(Bounding box entries)
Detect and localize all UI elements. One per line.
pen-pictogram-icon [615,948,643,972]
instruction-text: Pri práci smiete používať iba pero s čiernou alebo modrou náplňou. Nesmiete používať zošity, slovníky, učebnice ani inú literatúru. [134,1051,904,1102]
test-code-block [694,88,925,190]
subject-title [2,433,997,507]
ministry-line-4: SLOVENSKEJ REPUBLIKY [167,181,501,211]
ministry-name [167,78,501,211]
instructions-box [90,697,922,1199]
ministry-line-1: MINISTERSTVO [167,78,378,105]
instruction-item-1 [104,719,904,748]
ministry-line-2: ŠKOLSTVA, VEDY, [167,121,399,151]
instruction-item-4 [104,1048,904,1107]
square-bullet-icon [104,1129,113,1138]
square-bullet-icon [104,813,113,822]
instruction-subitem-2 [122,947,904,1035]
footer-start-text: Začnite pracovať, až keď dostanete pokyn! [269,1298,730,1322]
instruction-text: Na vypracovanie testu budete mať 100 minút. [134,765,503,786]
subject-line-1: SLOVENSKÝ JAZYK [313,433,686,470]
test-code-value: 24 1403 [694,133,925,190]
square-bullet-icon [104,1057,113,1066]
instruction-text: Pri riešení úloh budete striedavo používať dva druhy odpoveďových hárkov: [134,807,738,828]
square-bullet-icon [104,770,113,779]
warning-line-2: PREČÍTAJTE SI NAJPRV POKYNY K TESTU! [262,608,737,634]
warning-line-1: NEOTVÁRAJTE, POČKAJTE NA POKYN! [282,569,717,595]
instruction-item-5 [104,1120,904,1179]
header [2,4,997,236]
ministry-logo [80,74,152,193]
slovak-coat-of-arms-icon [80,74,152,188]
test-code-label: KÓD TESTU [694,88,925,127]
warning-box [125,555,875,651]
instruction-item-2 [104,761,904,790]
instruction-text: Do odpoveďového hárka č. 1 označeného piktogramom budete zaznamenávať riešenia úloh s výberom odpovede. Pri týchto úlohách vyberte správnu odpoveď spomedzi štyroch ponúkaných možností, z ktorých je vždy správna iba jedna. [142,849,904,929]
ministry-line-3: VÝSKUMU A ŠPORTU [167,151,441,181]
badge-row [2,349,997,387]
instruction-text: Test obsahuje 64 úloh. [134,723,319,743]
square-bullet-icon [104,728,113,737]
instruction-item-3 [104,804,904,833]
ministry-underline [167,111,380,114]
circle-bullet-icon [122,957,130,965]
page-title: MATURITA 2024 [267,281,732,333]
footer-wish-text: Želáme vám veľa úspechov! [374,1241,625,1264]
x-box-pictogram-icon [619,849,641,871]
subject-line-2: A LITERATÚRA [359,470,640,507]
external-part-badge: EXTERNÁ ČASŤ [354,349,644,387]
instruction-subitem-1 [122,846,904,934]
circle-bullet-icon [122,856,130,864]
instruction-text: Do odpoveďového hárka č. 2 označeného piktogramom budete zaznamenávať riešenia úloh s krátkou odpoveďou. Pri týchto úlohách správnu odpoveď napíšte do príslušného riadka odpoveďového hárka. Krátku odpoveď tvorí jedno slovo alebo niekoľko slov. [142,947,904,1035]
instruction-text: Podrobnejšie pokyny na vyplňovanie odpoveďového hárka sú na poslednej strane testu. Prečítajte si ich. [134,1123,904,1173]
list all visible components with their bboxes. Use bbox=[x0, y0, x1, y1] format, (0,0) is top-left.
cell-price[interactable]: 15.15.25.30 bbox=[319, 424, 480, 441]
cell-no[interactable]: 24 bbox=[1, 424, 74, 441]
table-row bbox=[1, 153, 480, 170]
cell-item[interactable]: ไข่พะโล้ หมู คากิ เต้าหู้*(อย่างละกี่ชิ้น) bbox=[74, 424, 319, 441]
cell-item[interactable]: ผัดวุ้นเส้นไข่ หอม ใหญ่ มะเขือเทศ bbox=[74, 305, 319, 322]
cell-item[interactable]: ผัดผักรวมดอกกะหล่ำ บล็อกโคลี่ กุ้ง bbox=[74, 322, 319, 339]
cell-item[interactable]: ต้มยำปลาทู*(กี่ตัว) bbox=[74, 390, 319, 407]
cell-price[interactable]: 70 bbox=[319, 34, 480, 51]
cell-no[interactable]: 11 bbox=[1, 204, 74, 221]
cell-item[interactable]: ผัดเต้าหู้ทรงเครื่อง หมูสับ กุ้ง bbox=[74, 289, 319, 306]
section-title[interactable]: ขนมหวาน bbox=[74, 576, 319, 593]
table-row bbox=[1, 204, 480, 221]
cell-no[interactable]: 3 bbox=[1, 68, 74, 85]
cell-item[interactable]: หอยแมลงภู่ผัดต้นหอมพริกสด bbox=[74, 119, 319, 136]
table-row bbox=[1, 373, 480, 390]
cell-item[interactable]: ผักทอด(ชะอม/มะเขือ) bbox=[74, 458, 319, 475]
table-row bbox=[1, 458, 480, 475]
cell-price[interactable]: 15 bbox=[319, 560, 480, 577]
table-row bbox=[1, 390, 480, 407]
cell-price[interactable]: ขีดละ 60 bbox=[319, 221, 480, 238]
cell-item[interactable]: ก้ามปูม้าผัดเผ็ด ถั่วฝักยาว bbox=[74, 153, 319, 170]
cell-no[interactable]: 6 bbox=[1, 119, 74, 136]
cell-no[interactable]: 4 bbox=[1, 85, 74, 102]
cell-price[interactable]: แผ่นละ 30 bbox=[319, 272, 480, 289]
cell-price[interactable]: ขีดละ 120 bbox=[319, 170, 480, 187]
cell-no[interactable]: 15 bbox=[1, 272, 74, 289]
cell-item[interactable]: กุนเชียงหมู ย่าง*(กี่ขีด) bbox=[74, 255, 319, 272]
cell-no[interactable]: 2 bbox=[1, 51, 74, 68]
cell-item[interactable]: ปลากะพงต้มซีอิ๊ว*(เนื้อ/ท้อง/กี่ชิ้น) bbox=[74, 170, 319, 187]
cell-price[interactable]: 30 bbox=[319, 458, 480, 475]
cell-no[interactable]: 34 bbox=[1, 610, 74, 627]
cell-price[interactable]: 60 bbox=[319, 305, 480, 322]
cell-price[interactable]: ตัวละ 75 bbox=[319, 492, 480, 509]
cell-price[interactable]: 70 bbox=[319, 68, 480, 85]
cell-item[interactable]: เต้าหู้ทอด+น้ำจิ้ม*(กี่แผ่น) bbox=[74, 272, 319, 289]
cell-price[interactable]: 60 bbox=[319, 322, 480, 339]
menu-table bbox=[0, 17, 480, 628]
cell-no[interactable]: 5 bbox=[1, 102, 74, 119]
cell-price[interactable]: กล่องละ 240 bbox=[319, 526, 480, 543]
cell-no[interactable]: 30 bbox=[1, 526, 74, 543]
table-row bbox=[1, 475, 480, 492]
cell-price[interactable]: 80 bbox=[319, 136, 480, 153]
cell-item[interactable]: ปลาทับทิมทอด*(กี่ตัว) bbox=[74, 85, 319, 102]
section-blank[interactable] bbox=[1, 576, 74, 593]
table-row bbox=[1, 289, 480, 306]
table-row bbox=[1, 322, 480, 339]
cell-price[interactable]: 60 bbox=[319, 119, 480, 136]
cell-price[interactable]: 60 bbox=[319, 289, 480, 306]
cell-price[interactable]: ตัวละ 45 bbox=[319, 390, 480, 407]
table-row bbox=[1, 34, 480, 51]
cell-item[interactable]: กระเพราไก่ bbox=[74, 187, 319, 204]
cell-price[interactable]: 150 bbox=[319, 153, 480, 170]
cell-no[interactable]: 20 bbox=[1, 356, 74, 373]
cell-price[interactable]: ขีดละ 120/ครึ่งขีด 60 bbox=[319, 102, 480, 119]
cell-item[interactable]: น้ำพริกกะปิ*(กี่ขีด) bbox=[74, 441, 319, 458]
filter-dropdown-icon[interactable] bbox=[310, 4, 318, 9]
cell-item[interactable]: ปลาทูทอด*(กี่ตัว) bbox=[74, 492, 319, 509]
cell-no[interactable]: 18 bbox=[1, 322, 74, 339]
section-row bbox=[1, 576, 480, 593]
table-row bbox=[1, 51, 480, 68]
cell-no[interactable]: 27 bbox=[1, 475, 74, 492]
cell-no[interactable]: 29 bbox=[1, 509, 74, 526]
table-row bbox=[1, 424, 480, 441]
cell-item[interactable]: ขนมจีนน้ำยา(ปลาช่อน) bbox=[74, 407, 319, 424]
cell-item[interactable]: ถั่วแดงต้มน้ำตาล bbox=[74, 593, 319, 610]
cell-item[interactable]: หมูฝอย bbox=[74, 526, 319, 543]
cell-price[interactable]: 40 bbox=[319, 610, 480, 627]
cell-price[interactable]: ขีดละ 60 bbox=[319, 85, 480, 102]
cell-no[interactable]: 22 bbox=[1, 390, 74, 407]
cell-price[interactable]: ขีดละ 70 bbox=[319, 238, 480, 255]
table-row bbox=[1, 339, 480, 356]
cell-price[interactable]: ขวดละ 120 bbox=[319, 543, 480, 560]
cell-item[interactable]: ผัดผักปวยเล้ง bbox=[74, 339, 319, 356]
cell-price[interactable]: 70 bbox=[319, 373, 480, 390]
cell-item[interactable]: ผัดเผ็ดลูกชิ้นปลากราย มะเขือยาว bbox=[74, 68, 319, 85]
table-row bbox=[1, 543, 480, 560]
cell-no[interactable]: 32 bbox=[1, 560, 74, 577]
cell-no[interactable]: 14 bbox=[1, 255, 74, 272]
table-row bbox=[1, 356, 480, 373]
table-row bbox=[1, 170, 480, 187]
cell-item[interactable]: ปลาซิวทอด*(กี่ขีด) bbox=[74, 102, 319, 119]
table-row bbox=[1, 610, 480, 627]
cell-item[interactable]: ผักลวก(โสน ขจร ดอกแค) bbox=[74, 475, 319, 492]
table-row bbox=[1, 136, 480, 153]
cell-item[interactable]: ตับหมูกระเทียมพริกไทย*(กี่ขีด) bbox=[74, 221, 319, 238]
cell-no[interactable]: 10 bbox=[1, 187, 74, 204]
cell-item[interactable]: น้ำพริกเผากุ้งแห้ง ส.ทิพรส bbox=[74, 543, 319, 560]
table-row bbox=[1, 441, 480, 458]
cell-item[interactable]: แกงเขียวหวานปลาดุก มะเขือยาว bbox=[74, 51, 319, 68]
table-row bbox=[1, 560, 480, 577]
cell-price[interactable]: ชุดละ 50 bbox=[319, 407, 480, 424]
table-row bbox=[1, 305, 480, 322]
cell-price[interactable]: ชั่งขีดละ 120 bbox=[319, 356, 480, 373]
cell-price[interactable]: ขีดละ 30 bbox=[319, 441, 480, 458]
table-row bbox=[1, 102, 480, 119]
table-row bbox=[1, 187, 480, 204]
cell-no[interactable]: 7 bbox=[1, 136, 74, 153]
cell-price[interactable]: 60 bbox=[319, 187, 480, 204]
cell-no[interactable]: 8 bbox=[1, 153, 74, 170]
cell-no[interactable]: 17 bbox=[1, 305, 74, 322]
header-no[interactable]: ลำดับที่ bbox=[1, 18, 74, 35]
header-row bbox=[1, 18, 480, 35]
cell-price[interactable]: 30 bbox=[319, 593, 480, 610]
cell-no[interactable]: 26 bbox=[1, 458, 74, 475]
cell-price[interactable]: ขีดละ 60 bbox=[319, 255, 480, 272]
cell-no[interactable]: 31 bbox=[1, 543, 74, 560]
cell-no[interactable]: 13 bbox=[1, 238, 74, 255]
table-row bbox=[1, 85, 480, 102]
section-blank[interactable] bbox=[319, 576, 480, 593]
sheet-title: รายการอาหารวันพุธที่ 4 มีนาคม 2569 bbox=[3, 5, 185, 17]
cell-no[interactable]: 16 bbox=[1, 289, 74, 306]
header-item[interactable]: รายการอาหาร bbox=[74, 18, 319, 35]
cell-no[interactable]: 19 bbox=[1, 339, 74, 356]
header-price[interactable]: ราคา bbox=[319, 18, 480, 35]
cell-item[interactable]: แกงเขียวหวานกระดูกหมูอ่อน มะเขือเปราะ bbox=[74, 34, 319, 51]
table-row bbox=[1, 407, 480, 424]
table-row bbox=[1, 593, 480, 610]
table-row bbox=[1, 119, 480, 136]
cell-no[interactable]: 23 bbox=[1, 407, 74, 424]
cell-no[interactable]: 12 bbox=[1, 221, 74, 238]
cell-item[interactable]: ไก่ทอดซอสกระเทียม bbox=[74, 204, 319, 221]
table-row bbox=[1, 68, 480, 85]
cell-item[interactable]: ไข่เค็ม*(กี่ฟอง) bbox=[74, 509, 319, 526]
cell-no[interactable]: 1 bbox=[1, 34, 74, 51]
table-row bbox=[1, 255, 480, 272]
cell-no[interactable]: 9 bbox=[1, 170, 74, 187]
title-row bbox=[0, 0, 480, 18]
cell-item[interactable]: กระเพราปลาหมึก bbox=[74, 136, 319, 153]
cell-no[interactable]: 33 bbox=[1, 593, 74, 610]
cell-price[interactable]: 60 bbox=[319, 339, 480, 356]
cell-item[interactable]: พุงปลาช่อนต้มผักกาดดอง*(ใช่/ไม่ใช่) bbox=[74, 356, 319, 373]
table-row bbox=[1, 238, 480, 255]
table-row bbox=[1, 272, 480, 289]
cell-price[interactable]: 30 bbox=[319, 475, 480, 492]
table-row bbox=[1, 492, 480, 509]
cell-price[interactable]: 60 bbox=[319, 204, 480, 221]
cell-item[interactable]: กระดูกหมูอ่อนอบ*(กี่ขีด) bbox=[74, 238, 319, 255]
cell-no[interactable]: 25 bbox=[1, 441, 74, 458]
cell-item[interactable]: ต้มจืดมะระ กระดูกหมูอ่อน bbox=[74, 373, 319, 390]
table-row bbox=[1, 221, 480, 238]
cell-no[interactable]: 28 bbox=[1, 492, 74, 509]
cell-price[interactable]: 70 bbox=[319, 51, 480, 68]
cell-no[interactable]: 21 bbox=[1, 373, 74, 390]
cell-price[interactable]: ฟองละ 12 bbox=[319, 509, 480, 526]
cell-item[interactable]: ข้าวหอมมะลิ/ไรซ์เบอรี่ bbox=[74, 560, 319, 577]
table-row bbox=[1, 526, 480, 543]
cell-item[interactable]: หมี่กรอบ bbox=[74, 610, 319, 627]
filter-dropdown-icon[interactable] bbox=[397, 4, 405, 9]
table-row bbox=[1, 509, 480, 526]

- [Task instructions]
Rewrite the data from its first line up to and including the line with "test-code-value: 24 1403 [694,133,925,190]", swapping "square-bullet-icon" for "square-bullet-mark" and leaving everything else as it is.

- [Answer for this exercise]
Detect and localize all UI elements. One per line.
pen-pictogram-icon [615,948,643,972]
instruction-text: Pri práci smiete používať iba pero s čiernou alebo modrou náplňou. Nesmiete používať zošity, slovníky, učebnice ani inú literatúru. [134,1051,904,1102]
test-code-block [694,88,925,190]
subject-title [2,433,997,507]
ministry-line-4: SLOVENSKEJ REPUBLIKY [167,181,501,211]
ministry-name [167,78,501,211]
instructions-box [90,697,922,1199]
ministry-line-1: MINISTERSTVO [167,78,378,105]
instruction-item-1 [104,719,904,748]
ministry-line-2: ŠKOLSTVA, VEDY, [167,121,399,151]
instruction-item-4 [104,1048,904,1107]
square-bullet-mark [104,1129,113,1138]
square-bullet-mark [104,813,113,822]
instruction-subitem-2 [122,947,904,1035]
footer-start-text: Začnite pracovať, až keď dostanete pokyn! [269,1298,730,1322]
instruction-text: Na vypracovanie testu budete mať 100 minút. [134,765,503,786]
subject-line-1: SLOVENSKÝ JAZYK [313,433,686,470]
test-code-value: 24 1403 [694,133,925,190]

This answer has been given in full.